#### [WORKING DATA]
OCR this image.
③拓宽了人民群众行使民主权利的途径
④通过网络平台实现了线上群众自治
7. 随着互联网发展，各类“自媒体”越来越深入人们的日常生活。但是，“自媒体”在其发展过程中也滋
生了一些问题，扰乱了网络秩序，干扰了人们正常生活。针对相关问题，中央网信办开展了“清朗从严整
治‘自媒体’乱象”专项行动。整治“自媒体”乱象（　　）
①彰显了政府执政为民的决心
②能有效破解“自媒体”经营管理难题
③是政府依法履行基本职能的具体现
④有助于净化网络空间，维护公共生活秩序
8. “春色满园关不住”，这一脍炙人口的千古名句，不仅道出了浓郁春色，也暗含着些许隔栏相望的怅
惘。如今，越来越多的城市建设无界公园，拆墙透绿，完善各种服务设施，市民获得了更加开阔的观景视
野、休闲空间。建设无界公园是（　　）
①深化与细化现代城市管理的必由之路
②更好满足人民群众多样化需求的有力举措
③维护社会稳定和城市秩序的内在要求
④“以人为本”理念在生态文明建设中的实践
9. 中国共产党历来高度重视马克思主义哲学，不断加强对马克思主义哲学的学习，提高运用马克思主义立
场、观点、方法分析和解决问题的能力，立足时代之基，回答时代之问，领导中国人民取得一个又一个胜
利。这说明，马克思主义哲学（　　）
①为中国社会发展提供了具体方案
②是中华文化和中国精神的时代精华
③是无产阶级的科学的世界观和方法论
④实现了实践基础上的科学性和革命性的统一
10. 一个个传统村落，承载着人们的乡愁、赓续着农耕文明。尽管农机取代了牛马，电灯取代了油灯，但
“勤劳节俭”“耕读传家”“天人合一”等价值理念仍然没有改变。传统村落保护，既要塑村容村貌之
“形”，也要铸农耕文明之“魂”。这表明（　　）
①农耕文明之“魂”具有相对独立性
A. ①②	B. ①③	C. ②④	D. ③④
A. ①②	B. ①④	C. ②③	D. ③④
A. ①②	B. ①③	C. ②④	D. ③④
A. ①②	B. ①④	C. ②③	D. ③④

#### [EXERCISE]
Reproduce every record above exactly as it appears.

#### [RESPONSE TO THIS EXERCISE]
OCR this image.
③拓宽了人民群众行使民主权利的途径
④通过网络平台实现了线上群众自治
7. 随着互联网发展，各类“自媒体”越来越深入人们的日常生活。但是，“自媒体”在其发展过程中也滋
生了一些问题，扰乱了网络秩序，干扰了人们正常生活。针对相关问题，中央网信办开展了“清朗从严整
治‘自媒体’乱象”专项行动。整治“自媒体”乱象（　　）
①彰显了政府执政为民的决心
②能有效破解“自媒体”经营管理难题
③是政府依法履行基本职能的具体现
④有助于净化网络空间，维护公共生活秩序
8. “春色满园关不住”，这一脍炙人口的千古名句，不仅道出了浓郁春色，也暗含着些许隔栏相望的怅
惘。如今，越来越多的城市建设无界公园，拆墙透绿，完善各种服务设施，市民获得了更加开阔的观景视
野、休闲空间。建设无界公园是（　　）
①深化与细化现代城市管理的必由之路
②更好满足人民群众多样化需求的有力举措
③维护社会稳定和城市秩序的内在要求
④“以人为本”理念在生态文明建设中的实践
9. 中国共产党历来高度重视马克思主义哲学，不断加强对马克思主义哲学的学习，提高运用马克思主义立
场、观点、方法分析和解决问题的能力，立足时代之基，回答时代之问，领导中国人民取得一个又一个胜
利。这说明，马克思主义哲学（　　）
①为中国社会发展提供了具体方案
②是中华文化和中国精神的时代精华
③是无产阶级的科学的世界观和方法论
④实现了实践基础上的科学性和革命性的统一
10. 一个个传统村落，承载着人们的乡愁、赓续着农耕文明。尽管农机取代了牛马，电灯取代了油灯，但
“勤劳节俭”“耕读传家”“天人合一”等价值理念仍然没有改变。传统村落保护，既要塑村容村貌之
“形”，也要铸农耕文明之“魂”。这表明（　　）
①农耕文明之“魂”具有相对独立性
A. ①②	B. ①③	C. ②④	D. ③④
A. ①②	B. ①④	C. ②③	D. ③④
A. ①②	B. ①③	C. ②④	D. ③④
A. ①②	B. ①④	C. ②③	D. ③④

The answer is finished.